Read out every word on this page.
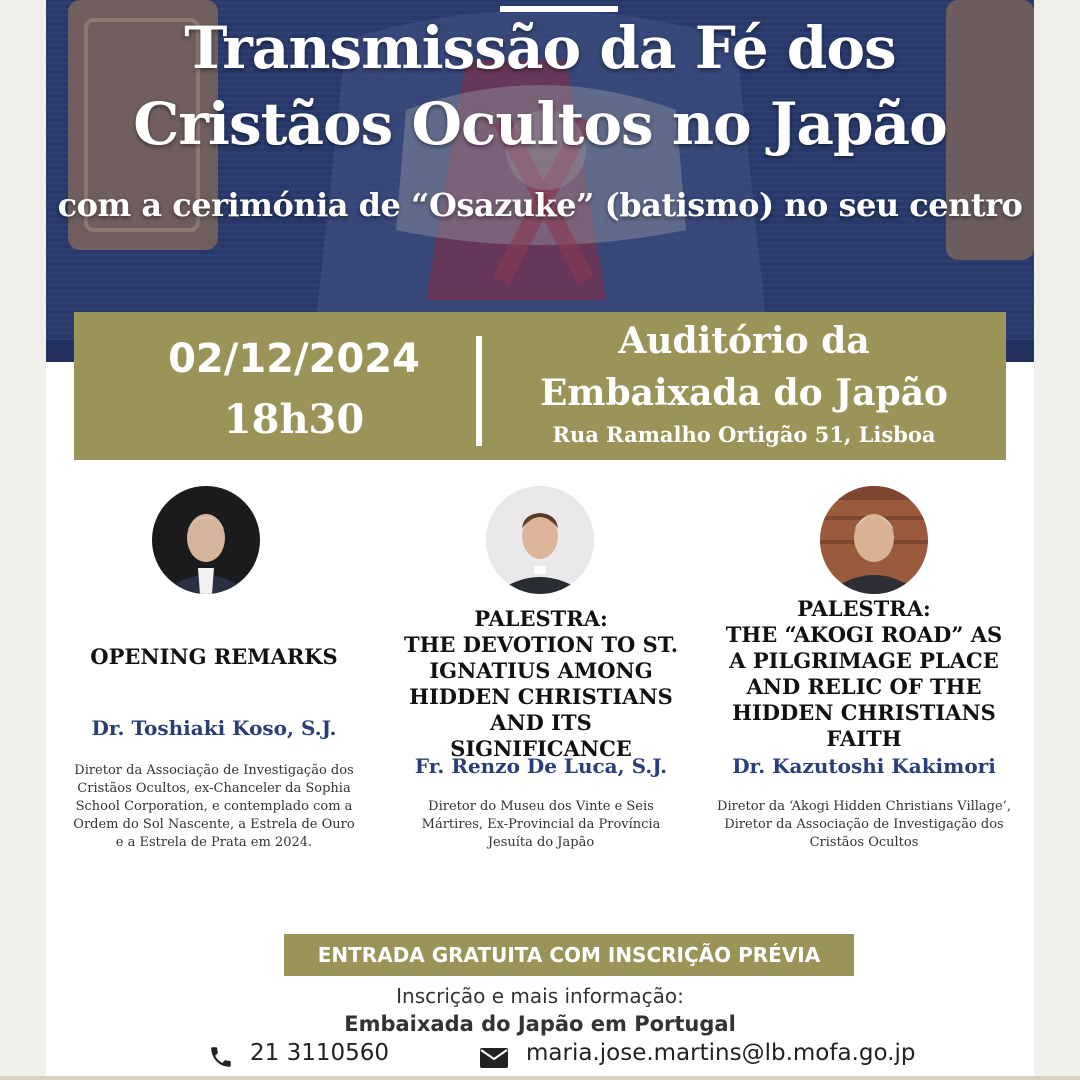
Transmissão da Fé dos
Cristãos Ocultos no Japão
com a cerimónia de “Osazuke” (batismo) no seu centro
02/12/2024
18h30
Auditório da
Embaixada do Japão
Rua Ramalho Ortigão 51, Lisboa
OPENING REMARKS
Dr. Toshiaki Koso, S.J.
Diretor da Associação de Investigação dos
Cristãos Ocultos, ex-Chanceler da Sophia
School Corporation, e contemplado com a
Ordem do Sol Nascente, a Estrela de Ouro
e a Estrela de Prata em 2024.
PALESTRA:
THE DEVOTION TO ST.
IGNATIUS AMONG
HIDDEN CHRISTIANS
AND ITS SIGNIFICANCE
Fr. Renzo De Luca, S.J.
Diretor do Museu dos Vinte e Seis
Mártires, Ex-Provincial da Província
Jesuíta do Japão
PALESTRA:
THE “AKOGI ROAD” AS
A PILGRIMAGE PLACE
AND RELIC OF THE
HIDDEN CHRISTIANS
FAITH
Dr. Kazutoshi Kakimori
Diretor da ‘Akogi Hidden Christians Village’,
Diretor da Associação de Investigação dos
Cristãos Ocultos
ENTRADA GRATUITA COM INSCRIÇÃO PRÉVIA
Inscrição e mais informação:
Embaixada do Japão em Portugal
21 3110560	maria.jose.martins@lb.mofa.go.jp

----------

### REQUEST
In the records above, locate each line with the word "Japão". Copy all such lines.

### RESPONSE TO THE TASK
Cristãos Ocultos no Japão
Embaixada do Japão
Jesuíta do Japão
Embaixada do Japão em Portugal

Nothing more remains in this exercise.